§ TASK INPUTS:

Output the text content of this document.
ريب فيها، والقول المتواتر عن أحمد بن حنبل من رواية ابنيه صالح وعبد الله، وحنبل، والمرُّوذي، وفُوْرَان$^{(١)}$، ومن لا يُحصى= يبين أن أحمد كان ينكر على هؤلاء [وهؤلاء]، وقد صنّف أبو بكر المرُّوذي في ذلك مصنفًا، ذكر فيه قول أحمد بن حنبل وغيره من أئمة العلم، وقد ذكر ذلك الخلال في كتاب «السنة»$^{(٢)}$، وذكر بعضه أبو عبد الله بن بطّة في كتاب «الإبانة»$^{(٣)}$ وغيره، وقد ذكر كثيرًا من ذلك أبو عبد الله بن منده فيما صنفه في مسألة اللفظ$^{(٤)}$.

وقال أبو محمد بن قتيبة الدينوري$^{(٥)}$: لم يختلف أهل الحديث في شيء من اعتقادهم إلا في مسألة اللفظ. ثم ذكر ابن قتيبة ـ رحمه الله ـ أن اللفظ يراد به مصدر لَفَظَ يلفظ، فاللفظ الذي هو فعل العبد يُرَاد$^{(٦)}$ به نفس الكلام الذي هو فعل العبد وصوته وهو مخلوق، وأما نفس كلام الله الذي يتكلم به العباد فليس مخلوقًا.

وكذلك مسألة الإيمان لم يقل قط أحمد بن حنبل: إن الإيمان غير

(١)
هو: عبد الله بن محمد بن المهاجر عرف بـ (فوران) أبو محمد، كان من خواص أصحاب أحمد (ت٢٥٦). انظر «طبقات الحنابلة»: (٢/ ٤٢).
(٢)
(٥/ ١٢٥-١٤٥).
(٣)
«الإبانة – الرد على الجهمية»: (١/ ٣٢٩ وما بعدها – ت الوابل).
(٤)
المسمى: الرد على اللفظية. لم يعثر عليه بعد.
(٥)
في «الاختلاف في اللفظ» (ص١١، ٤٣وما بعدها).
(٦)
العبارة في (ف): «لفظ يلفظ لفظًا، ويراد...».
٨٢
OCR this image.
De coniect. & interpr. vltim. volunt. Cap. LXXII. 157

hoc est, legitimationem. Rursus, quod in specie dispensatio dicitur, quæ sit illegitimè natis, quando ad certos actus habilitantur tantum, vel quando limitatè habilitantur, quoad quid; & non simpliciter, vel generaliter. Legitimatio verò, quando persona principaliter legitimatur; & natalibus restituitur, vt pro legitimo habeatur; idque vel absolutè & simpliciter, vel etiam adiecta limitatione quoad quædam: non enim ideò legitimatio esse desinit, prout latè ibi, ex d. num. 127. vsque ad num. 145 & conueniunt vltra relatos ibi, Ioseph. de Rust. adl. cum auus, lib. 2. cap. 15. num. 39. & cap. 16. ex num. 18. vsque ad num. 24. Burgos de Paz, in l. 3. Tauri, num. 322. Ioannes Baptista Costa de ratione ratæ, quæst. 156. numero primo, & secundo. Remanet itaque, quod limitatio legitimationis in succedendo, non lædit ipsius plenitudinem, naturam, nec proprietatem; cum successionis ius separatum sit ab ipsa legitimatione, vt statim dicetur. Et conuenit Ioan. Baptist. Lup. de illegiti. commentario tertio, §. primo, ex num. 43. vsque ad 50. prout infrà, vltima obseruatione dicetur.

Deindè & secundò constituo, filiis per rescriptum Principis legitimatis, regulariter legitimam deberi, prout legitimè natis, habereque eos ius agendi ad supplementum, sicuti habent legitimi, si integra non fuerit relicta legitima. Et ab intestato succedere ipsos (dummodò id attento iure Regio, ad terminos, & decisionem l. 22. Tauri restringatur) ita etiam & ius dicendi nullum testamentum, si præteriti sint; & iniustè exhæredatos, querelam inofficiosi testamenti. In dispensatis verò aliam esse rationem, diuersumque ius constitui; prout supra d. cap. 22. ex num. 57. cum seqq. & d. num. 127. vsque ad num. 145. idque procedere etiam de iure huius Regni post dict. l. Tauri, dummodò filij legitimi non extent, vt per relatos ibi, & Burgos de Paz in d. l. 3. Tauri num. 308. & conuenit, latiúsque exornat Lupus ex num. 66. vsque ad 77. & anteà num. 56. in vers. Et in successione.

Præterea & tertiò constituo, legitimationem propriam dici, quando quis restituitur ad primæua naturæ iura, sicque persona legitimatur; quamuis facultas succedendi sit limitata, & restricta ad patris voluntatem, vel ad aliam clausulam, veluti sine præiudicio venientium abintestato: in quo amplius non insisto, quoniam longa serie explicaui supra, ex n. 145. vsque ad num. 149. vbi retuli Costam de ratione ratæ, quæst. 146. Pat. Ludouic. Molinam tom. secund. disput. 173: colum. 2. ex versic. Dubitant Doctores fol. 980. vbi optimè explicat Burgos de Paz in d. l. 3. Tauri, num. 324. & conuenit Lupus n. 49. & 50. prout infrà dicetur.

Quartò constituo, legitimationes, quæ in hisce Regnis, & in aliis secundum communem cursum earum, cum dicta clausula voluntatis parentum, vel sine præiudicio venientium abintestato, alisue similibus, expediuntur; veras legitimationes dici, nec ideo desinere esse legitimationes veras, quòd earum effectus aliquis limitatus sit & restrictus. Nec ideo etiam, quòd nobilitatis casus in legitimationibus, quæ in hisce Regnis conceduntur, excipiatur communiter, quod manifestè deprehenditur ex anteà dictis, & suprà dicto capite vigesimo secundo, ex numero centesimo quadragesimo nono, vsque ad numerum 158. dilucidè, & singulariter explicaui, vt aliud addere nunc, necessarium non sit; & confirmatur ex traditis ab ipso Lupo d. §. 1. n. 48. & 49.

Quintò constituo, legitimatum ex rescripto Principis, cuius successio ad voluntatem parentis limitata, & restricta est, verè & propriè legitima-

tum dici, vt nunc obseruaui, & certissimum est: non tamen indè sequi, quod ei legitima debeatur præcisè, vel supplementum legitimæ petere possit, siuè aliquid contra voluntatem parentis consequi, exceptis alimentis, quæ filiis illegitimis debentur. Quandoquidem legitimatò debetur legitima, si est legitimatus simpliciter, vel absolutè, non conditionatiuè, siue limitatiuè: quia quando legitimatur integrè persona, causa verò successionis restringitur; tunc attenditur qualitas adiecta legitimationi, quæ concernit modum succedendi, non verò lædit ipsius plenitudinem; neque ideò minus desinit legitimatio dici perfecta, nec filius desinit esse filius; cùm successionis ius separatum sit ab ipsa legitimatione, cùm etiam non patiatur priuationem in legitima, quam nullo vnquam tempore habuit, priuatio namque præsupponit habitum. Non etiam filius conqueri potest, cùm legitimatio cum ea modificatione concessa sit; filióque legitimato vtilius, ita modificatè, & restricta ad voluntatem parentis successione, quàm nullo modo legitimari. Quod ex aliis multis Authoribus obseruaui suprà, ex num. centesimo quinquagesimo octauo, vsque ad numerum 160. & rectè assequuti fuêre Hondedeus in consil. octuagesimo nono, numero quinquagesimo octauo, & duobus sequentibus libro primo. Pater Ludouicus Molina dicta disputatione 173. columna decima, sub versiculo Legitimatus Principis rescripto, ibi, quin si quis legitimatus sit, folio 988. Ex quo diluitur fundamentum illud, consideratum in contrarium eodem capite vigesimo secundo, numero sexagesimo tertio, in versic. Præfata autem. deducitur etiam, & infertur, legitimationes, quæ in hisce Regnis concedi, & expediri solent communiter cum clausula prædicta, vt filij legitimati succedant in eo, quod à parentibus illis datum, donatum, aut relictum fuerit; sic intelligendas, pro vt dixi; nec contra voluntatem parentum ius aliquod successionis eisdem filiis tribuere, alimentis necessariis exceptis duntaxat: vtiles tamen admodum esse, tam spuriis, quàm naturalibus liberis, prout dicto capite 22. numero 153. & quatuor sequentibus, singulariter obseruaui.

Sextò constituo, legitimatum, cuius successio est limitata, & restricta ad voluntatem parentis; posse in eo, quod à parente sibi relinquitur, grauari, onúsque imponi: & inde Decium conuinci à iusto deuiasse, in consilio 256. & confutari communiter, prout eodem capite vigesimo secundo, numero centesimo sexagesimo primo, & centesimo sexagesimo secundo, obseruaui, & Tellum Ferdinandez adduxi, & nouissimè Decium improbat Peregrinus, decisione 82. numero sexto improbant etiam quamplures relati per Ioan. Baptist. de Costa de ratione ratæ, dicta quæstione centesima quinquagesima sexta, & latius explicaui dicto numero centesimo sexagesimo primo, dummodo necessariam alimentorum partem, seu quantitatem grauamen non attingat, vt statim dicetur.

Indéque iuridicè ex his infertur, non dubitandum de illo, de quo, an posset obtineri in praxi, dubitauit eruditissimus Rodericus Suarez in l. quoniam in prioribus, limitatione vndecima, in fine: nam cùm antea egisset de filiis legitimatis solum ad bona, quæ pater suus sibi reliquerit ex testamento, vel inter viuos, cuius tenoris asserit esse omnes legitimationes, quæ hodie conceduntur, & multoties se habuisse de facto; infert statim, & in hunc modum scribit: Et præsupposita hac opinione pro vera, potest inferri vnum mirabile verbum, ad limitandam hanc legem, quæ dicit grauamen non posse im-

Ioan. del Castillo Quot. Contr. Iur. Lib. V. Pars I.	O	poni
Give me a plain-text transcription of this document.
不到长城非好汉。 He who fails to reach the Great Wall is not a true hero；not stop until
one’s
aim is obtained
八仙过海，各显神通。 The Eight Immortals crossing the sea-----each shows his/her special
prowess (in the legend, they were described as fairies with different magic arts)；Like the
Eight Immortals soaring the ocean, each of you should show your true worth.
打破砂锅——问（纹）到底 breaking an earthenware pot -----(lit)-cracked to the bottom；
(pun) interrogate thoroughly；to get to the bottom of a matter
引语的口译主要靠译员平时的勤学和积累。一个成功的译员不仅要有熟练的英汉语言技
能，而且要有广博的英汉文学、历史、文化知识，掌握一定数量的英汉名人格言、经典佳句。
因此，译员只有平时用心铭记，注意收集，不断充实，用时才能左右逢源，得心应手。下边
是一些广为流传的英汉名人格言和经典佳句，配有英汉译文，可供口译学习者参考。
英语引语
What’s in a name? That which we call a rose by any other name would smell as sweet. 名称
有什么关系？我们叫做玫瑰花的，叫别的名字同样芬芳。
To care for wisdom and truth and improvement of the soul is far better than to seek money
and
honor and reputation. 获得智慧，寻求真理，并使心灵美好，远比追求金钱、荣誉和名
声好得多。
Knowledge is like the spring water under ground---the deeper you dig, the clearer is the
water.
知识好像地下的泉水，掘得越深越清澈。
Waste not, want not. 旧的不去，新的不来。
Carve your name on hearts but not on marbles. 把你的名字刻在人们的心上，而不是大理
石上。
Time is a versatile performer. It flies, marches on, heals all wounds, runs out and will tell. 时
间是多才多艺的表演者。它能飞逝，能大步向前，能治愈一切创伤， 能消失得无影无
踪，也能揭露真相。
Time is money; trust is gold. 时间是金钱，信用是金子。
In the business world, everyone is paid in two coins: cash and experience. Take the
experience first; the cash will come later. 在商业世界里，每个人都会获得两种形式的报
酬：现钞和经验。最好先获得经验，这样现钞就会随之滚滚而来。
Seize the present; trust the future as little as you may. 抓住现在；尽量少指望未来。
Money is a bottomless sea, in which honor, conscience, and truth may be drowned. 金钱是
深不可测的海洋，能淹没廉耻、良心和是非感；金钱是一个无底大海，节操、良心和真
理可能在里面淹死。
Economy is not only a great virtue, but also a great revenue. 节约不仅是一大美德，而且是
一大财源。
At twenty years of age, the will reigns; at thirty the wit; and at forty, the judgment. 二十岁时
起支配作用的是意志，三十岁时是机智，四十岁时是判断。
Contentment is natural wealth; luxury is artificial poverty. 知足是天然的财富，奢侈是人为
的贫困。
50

§ WRITTEN TASK: What is the number of lines above that contain "idque"? Answer with that number only.

§ TASK SOLUTION: 2